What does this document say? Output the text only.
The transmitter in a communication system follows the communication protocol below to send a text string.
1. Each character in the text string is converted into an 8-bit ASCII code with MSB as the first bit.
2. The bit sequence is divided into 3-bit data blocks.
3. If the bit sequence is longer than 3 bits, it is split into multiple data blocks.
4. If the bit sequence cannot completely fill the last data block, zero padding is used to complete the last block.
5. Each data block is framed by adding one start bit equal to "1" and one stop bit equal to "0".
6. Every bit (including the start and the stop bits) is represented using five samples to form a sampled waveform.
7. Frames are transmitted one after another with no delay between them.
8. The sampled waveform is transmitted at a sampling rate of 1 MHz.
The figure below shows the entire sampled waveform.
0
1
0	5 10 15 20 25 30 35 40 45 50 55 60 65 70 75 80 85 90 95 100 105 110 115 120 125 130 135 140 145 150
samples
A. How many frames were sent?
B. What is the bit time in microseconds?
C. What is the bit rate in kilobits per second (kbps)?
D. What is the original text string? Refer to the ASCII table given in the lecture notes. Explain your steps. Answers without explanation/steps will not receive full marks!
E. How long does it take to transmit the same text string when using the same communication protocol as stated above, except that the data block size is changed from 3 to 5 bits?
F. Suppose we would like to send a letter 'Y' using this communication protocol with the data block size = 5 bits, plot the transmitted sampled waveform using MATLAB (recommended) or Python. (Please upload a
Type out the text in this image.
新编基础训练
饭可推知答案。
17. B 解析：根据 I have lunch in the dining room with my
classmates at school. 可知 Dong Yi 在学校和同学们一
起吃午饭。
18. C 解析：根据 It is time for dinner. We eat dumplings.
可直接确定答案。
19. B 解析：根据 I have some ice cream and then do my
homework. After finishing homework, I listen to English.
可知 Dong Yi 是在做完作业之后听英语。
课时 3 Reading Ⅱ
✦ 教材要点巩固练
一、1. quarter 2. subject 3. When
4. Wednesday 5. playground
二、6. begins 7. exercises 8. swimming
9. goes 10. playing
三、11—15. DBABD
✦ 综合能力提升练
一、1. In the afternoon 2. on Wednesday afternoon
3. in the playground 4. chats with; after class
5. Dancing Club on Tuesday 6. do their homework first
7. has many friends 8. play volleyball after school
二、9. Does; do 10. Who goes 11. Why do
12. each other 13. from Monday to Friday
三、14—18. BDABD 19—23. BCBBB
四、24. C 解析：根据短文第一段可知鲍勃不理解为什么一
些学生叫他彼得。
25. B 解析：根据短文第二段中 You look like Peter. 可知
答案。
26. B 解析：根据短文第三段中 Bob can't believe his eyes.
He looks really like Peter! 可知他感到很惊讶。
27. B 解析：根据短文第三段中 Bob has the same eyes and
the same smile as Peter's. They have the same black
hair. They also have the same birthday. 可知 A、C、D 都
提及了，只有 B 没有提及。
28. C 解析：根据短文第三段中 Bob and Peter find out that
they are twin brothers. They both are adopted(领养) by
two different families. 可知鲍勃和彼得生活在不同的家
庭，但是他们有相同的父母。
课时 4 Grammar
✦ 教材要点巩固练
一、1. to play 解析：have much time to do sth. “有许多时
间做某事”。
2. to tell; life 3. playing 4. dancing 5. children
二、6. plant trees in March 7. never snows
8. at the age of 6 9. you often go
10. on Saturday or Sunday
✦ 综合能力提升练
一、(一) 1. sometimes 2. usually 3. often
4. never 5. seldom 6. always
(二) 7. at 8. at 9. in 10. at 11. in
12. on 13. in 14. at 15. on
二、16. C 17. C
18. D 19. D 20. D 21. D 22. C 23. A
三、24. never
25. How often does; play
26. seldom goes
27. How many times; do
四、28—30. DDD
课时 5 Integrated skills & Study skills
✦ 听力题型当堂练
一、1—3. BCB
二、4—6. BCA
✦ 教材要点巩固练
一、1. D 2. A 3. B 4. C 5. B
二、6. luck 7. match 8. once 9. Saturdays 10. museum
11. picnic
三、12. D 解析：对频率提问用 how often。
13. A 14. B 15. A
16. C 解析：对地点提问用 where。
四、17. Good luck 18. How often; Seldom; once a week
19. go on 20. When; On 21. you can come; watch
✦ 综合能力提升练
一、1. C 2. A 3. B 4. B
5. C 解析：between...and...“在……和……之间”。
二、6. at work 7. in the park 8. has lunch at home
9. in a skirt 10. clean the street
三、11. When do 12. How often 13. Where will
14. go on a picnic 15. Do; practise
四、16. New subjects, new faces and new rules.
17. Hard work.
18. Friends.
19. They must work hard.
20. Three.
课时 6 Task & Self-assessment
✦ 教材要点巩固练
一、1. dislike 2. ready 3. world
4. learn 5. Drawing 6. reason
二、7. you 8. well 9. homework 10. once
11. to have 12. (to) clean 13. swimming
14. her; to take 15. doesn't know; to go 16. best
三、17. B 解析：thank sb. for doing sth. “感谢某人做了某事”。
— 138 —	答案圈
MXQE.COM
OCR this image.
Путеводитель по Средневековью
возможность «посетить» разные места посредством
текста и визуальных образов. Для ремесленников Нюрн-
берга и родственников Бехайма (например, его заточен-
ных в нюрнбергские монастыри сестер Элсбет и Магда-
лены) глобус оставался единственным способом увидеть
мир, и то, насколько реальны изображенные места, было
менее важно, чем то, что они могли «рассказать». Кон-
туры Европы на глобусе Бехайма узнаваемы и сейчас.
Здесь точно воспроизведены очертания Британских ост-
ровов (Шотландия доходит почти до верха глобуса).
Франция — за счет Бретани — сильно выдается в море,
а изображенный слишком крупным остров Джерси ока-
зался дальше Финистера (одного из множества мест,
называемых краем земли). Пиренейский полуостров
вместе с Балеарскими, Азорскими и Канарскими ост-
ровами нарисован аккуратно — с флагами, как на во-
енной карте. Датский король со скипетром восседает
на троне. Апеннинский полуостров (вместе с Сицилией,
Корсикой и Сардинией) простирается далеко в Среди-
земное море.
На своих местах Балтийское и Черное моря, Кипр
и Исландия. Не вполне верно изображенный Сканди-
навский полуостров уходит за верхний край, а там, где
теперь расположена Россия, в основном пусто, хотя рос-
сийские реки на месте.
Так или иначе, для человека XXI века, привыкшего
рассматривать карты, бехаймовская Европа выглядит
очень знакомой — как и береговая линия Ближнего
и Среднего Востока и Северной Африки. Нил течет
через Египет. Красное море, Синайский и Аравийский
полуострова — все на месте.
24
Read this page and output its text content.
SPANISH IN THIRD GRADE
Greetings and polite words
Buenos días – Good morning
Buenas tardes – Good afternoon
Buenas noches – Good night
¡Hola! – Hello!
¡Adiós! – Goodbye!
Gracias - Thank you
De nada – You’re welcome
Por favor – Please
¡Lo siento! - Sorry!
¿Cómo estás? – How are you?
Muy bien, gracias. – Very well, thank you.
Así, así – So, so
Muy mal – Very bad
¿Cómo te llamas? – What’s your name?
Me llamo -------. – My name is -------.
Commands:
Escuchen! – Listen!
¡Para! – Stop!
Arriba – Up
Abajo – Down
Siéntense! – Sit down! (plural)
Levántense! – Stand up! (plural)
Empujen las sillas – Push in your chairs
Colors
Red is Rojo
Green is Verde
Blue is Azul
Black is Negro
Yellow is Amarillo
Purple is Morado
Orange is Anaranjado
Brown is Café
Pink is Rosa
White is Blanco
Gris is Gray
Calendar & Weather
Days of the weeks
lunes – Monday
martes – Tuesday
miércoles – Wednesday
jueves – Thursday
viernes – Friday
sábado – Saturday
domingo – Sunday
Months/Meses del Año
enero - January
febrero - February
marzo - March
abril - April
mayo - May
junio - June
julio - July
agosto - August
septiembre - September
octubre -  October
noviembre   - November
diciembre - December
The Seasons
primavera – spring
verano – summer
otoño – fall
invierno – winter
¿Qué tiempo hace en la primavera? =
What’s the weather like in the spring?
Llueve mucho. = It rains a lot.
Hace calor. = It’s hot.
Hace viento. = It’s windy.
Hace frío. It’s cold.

Direction — Extract every line of the records above that contains the word "transmitted".

Answer to the exercise —
7. Frames are transmitted one after another with no delay between them.
8. The sampled waveform is transmitted at a sampling rate of 1 MHz.
F. Suppose we would like to send a letter 'Y' using this communication protocol with the data block size = 5 bits, plot the transmitted sampled waveform using MATLAB (recommended) or Python. (Please upload a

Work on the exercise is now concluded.